Raw records:
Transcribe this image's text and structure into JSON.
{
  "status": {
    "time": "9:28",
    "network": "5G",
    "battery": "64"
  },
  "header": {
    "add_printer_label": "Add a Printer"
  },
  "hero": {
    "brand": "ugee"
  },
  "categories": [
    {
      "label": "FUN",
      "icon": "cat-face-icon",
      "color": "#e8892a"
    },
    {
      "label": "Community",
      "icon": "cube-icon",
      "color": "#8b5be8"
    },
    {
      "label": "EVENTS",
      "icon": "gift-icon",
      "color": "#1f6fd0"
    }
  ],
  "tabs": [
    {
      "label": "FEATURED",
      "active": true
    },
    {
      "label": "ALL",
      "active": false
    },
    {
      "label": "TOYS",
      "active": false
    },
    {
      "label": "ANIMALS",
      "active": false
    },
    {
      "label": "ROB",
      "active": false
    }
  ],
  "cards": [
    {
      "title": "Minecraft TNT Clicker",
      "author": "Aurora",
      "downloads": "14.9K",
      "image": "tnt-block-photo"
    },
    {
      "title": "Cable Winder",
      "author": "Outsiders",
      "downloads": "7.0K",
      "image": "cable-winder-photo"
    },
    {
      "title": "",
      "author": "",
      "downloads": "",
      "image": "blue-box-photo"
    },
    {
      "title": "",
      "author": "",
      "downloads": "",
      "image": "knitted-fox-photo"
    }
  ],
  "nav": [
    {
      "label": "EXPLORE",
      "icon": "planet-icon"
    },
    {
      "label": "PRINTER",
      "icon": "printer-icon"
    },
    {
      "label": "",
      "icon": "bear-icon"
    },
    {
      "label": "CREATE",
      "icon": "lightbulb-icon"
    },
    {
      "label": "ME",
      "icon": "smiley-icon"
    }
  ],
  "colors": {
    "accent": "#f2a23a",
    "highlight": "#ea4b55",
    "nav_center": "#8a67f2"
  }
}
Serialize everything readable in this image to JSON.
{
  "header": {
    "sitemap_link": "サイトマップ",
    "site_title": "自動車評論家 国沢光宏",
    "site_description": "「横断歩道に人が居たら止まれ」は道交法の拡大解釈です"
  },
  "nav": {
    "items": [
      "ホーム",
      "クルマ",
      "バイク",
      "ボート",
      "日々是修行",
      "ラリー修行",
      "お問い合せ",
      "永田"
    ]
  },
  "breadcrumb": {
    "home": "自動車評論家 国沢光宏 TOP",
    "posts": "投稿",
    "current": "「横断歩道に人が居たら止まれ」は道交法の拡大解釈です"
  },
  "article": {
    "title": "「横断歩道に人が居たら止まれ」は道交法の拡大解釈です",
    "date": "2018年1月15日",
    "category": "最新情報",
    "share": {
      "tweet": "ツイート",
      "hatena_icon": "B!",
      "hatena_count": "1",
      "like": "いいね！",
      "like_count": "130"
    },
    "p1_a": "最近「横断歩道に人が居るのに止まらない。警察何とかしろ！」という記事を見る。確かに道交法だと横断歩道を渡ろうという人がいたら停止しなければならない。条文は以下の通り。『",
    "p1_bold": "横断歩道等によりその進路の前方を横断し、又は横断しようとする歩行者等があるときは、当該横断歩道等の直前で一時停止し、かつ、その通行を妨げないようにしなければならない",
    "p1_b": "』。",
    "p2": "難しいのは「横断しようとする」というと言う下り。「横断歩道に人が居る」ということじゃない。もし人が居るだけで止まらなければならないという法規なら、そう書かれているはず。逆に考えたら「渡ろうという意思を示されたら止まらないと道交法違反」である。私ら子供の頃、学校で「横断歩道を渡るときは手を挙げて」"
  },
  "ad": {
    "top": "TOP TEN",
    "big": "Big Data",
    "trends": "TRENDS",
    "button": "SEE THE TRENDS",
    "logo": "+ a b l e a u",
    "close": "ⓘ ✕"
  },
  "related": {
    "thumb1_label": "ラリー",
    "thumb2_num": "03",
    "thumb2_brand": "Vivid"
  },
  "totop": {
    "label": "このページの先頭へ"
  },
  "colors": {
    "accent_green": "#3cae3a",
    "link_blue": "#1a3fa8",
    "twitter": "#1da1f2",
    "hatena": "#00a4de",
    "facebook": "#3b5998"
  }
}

WORK REQUIRED => Please return the data above exactly as given.

SOLUTION =>
Transcribe this image's text and structure into JSON.
{
  "status": {
    "time": "9:28",
    "network": "5G",
    "battery": "64"
  },
  "header": {
    "add_printer_label": "Add a Printer"
  },
  "hero": {
    "brand": "ugee"
  },
  "categories": [
    {
      "label": "FUN",
      "icon": "cat-face-icon",
      "color": "#e8892a"
    },
    {
      "label": "Community",
      "icon": "cube-icon",
      "color": "#8b5be8"
    },
    {
      "label": "EVENTS",
      "icon": "gift-icon",
      "color": "#1f6fd0"
    }
  ],
  "tabs": [
    {
      "label": "FEATURED",
      "active": true
    },
    {
      "label": "ALL",
      "active": false
    },
    {
      "label": "TOYS",
      "active": false
    },
    {
      "label": "ANIMALS",
      "active": false
    },
    {
      "label": "ROB",
      "active": false
    }
  ],
  "cards": [
    {
      "title": "Minecraft TNT Clicker",
      "author": "Aurora",
      "downloads": "14.9K",
      "image": "tnt-block-photo"
    },
    {
      "title": "Cable Winder",
      "author": "Outsiders",
      "downloads": "7.0K",
      "image": "cable-winder-photo"
    },
    {
      "title": "",
      "author": "",
      "downloads": "",
      "image": "blue-box-photo"
    },
    {
      "title": "",
      "author": "",
      "downloads": "",
      "image": "knitted-fox-photo"
    }
  ],
  "nav": [
    {
      "label": "EXPLORE",
      "icon": "planet-icon"
    },
    {
      "label": "PRINTER",
      "icon": "printer-icon"
    },
    {
      "label": "",
      "icon": "bear-icon"
    },
    {
      "label": "CREATE",
      "icon": "lightbulb-icon"
    },
    {
      "label": "ME",
      "icon": "smiley-icon"
    }
  ],
  "colors": {
    "accent": "#f2a23a",
    "highlight": "#ea4b55",
    "nav_center": "#8a67f2"
  }
}
Serialize everything readable in this image to JSON.
{
  "header": {
    "sitemap_link": "サイトマップ",
    "site_title": "自動車評論家 国沢光宏",
    "site_description": "「横断歩道に人が居たら止まれ」は道交法の拡大解釈です"
  },
  "nav": {
    "items": [
      "ホーム",
      "クルマ",
      "バイク",
      "ボート",
      "日々是修行",
      "ラリー修行",
      "お問い合せ",
      "永田"
    ]
  },
  "breadcrumb": {
    "home": "自動車評論家 国沢光宏 TOP",
    "posts": "投稿",
    "current": "「横断歩道に人が居たら止まれ」は道交法の拡大解釈です"
  },
  "article": {
    "title": "「横断歩道に人が居たら止まれ」は道交法の拡大解釈です",
    "date": "2018年1月15日",
    "category": "最新情報",
    "share": {
      "tweet": "ツイート",
      "hatena_icon": "B!",
      "hatena_count": "1",
      "like": "いいね！",
      "like_count": "130"
    },
    "p1_a": "最近「横断歩道に人が居るのに止まらない。警察何とかしろ！」という記事を見る。確かに道交法だと横断歩道を渡ろうという人がいたら停止しなければならない。条文は以下の通り。『",
    "p1_bold": "横断歩道等によりその進路の前方を横断し、又は横断しようとする歩行者等があるときは、当該横断歩道等の直前で一時停止し、かつ、その通行を妨げないようにしなければならない",
    "p1_b": "』。",
    "p2": "難しいのは「横断しようとする」というと言う下り。「横断歩道に人が居る」ということじゃない。もし人が居るだけで止まらなければならないという法規なら、そう書かれているはず。逆に考えたら「渡ろうという意思を示されたら止まらないと道交法違反」である。私ら子供の頃、学校で「横断歩道を渡るときは手を挙げて」"
  },
  "ad": {
    "top": "TOP TEN",
    "big": "Big Data",
    "trends": "TRENDS",
    "button": "SEE THE TRENDS",
    "logo": "+ a b l e a u",
    "close": "ⓘ ✕"
  },
  "related": {
    "thumb1_label": "ラリー",
    "thumb2_num": "03",
    "thumb2_brand": "Vivid"
  },
  "totop": {
    "label": "このページの先頭へ"
  },
  "colors": {
    "accent_green": "#3cae3a",
    "link_blue": "#1a3fa8",
    "twitter": "#1da1f2",
    "hatena": "#00a4de",
    "facebook": "#3b5998"
  }
}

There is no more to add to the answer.